Extracted information:

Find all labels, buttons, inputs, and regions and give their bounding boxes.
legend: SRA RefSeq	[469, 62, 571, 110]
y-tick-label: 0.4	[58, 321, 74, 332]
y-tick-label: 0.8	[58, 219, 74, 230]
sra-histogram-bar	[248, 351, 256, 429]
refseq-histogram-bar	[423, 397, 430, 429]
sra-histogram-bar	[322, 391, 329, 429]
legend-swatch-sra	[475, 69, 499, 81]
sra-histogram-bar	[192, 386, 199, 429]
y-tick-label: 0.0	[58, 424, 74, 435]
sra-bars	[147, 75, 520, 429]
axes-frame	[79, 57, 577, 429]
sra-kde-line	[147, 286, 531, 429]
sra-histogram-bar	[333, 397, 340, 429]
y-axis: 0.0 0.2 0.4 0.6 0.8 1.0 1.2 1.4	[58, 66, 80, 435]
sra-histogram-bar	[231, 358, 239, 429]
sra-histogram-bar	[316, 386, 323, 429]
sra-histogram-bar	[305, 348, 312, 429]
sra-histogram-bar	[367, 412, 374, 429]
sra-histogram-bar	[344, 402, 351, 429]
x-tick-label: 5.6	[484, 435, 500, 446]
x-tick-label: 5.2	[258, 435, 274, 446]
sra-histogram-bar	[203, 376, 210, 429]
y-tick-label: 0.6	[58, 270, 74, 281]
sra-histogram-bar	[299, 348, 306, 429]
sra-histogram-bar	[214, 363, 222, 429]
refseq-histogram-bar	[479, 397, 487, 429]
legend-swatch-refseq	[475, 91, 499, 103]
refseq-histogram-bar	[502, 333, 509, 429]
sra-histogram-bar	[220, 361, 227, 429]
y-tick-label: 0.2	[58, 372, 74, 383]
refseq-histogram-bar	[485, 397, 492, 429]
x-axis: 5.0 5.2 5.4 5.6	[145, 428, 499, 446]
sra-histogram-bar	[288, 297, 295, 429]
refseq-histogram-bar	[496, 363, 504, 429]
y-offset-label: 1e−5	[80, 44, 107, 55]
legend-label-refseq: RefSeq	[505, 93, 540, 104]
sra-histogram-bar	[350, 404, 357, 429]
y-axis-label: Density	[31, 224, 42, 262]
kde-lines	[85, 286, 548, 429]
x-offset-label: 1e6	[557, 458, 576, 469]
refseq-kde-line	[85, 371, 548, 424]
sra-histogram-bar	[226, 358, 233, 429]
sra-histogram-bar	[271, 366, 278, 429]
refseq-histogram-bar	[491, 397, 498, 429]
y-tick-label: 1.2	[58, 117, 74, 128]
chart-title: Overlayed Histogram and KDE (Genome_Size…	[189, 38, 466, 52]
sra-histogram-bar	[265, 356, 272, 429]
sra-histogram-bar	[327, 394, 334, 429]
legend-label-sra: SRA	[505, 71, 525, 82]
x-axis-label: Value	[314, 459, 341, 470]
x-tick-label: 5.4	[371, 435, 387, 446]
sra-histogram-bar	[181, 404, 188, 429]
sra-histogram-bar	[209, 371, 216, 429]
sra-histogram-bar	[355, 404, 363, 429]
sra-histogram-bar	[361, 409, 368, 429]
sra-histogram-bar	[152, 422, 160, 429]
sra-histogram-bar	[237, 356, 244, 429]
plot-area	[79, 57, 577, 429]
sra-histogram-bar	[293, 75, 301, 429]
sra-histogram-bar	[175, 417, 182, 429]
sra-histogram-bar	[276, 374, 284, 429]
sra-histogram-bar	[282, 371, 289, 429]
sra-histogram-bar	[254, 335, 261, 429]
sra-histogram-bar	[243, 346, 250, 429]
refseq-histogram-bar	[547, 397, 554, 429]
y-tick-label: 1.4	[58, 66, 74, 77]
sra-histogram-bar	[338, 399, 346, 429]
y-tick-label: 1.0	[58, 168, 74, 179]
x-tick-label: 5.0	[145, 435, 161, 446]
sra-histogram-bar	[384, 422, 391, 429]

Work instructions: When you reach the end of the data, write every line out again verbatim.

Exercise result:
Find all labels, buttons, inputs, and regions and give their bounding boxes.
legend: SRA RefSeq	[469, 62, 571, 110]
y-tick-label: 0.4	[58, 321, 74, 332]
y-tick-label: 0.8	[58, 219, 74, 230]
sra-histogram-bar	[248, 351, 256, 429]
refseq-histogram-bar	[423, 397, 430, 429]
sra-histogram-bar	[322, 391, 329, 429]
legend-swatch-sra	[475, 69, 499, 81]
sra-histogram-bar	[192, 386, 199, 429]
y-tick-label: 0.0	[58, 424, 74, 435]
sra-bars	[147, 75, 520, 429]
axes-frame	[79, 57, 577, 429]
sra-kde-line	[147, 286, 531, 429]
sra-histogram-bar	[333, 397, 340, 429]
y-axis: 0.0 0.2 0.4 0.6 0.8 1.0 1.2 1.4	[58, 66, 80, 435]
sra-histogram-bar	[231, 358, 239, 429]
sra-histogram-bar	[316, 386, 323, 429]
sra-histogram-bar	[305, 348, 312, 429]
sra-histogram-bar	[367, 412, 374, 429]
sra-histogram-bar	[344, 402, 351, 429]
x-tick-label: 5.6	[484, 435, 500, 446]
x-tick-label: 5.2	[258, 435, 274, 446]
sra-histogram-bar	[203, 376, 210, 429]
y-tick-label: 0.6	[58, 270, 74, 281]
sra-histogram-bar	[299, 348, 306, 429]
sra-histogram-bar	[214, 363, 222, 429]
refseq-histogram-bar	[479, 397, 487, 429]
legend-swatch-refseq	[475, 91, 499, 103]
refseq-histogram-bar	[502, 333, 509, 429]
sra-histogram-bar	[220, 361, 227, 429]
y-tick-label: 0.2	[58, 372, 74, 383]
refseq-histogram-bar	[485, 397, 492, 429]
x-axis: 5.0 5.2 5.4 5.6	[145, 428, 499, 446]
sra-histogram-bar	[288, 297, 295, 429]
refseq-histogram-bar	[496, 363, 504, 429]
y-offset-label: 1e−5	[80, 44, 107, 55]
legend-label-refseq: RefSeq	[505, 93, 540, 104]
sra-histogram-bar	[350, 404, 357, 429]
y-axis-label: Density	[31, 224, 42, 262]
kde-lines	[85, 286, 548, 429]
x-offset-label: 1e6	[557, 458, 576, 469]
refseq-kde-line	[85, 371, 548, 424]
sra-histogram-bar	[226, 358, 233, 429]
sra-histogram-bar	[271, 366, 278, 429]
refseq-histogram-bar	[491, 397, 498, 429]
y-tick-label: 1.2	[58, 117, 74, 128]
chart-title: Overlayed Histogram and KDE (Genome_Size…	[189, 38, 466, 52]
sra-histogram-bar	[265, 356, 272, 429]
sra-histogram-bar	[327, 394, 334, 429]
legend-label-sra: SRA	[505, 71, 525, 82]
x-axis-label: Value	[314, 459, 341, 470]
x-tick-label: 5.4	[371, 435, 387, 446]
sra-histogram-bar	[181, 404, 188, 429]
sra-histogram-bar	[209, 371, 216, 429]
sra-histogram-bar	[355, 404, 363, 429]
sra-histogram-bar	[361, 409, 368, 429]
sra-histogram-bar	[152, 422, 160, 429]
sra-histogram-bar	[237, 356, 244, 429]
plot-area	[79, 57, 577, 429]
sra-histogram-bar	[293, 75, 301, 429]
sra-histogram-bar	[175, 417, 182, 429]
sra-histogram-bar	[276, 374, 284, 429]
sra-histogram-bar	[282, 371, 289, 429]
sra-histogram-bar	[254, 335, 261, 429]
sra-histogram-bar	[243, 346, 250, 429]
refseq-histogram-bar	[547, 397, 554, 429]
y-tick-label: 1.4	[58, 66, 74, 77]
sra-histogram-bar	[338, 399, 346, 429]
y-tick-label: 1.0	[58, 168, 74, 179]
x-tick-label: 5.0	[145, 435, 161, 446]
sra-histogram-bar	[384, 422, 391, 429]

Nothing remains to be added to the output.